DATA SHOWN
* * * * *

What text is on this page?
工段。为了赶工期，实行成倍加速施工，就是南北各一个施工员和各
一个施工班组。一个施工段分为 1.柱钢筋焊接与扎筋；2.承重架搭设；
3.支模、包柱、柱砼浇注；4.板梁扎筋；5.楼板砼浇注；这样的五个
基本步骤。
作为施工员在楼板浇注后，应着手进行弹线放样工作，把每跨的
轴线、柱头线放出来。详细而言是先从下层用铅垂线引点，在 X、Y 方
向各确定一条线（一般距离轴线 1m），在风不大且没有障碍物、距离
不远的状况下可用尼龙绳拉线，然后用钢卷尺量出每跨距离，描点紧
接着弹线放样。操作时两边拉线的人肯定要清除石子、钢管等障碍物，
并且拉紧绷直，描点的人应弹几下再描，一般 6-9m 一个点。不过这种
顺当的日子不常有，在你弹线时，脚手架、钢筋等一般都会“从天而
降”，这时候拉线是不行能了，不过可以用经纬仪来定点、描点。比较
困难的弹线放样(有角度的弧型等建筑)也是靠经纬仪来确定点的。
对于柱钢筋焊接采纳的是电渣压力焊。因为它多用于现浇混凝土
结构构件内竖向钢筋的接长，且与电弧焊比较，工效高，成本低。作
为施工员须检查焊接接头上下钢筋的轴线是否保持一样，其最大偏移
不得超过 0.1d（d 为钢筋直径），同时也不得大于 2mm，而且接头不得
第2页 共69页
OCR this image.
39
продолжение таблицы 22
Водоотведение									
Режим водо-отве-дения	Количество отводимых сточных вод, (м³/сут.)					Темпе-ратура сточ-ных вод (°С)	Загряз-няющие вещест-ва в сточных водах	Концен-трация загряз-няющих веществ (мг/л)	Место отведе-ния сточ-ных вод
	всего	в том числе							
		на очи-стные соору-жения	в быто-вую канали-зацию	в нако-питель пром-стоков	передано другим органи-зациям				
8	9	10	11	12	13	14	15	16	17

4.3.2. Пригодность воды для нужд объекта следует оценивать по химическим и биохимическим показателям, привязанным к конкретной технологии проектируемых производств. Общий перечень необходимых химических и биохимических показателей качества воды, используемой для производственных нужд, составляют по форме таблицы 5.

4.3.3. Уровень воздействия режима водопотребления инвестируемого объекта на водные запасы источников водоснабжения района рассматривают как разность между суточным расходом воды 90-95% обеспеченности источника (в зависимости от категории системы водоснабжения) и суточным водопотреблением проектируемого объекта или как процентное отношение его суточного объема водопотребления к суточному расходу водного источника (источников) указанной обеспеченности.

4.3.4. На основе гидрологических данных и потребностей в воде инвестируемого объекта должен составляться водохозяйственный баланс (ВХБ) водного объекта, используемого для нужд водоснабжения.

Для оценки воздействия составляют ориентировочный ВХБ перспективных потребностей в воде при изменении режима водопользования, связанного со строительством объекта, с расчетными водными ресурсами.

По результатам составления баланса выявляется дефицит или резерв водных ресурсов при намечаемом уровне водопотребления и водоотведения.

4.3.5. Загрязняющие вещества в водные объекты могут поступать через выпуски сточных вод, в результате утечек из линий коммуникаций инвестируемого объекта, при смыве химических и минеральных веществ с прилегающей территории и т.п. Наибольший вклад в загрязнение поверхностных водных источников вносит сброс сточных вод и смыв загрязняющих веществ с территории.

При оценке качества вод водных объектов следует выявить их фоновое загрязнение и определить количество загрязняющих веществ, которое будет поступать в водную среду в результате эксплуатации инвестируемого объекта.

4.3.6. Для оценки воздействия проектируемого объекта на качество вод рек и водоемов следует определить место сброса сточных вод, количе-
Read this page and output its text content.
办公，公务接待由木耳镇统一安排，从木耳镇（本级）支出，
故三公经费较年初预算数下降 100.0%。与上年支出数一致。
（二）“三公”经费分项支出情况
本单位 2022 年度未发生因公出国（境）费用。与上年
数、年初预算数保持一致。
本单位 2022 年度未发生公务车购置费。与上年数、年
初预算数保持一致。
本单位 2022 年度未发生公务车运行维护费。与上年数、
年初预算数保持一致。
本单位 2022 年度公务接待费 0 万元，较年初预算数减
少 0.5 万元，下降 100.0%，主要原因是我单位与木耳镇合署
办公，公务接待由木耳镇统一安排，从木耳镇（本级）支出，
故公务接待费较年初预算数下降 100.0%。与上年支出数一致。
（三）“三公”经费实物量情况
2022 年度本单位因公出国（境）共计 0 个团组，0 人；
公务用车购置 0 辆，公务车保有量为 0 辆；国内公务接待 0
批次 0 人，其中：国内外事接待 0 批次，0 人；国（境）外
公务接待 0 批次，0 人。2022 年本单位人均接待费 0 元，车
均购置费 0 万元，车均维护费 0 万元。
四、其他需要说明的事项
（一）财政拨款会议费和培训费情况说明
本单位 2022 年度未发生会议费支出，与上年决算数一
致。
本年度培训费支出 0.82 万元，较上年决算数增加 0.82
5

* * * * *

WHAT NEEDS TO BE DONE
Set down, word for word, only the lines running from the line with "Read this page and output its text content." to the last line of the listing above. Both of those lines belong in your answer.

OUTPUT FOR THIS TASK
Read this page and output its text content.
办公，公务接待由木耳镇统一安排，从木耳镇（本级）支出，
故三公经费较年初预算数下降 100.0%。与上年支出数一致。
（二）“三公”经费分项支出情况
本单位 2022 年度未发生因公出国（境）费用。与上年
数、年初预算数保持一致。
本单位 2022 年度未发生公务车购置费。与上年数、年
初预算数保持一致。
本单位 2022 年度未发生公务车运行维护费。与上年数、
年初预算数保持一致。
本单位 2022 年度公务接待费 0 万元，较年初预算数减
少 0.5 万元，下降 100.0%，主要原因是我单位与木耳镇合署
办公，公务接待由木耳镇统一安排，从木耳镇（本级）支出，
故公务接待费较年初预算数下降 100.0%。与上年支出数一致。
（三）“三公”经费实物量情况
2022 年度本单位因公出国（境）共计 0 个团组，0 人；
公务用车购置 0 辆，公务车保有量为 0 辆；国内公务接待 0
批次 0 人，其中：国内外事接待 0 批次，0 人；国（境）外
公务接待 0 批次，0 人。2022 年本单位人均接待费 0 元，车
均购置费 0 万元，车均维护费 0 万元。
四、其他需要说明的事项
（一）财政拨款会议费和培训费情况说明
本单位 2022 年度未发生会议费支出，与上年决算数一
致。
本年度培训费支出 0.82 万元，较上年决算数增加 0.82
5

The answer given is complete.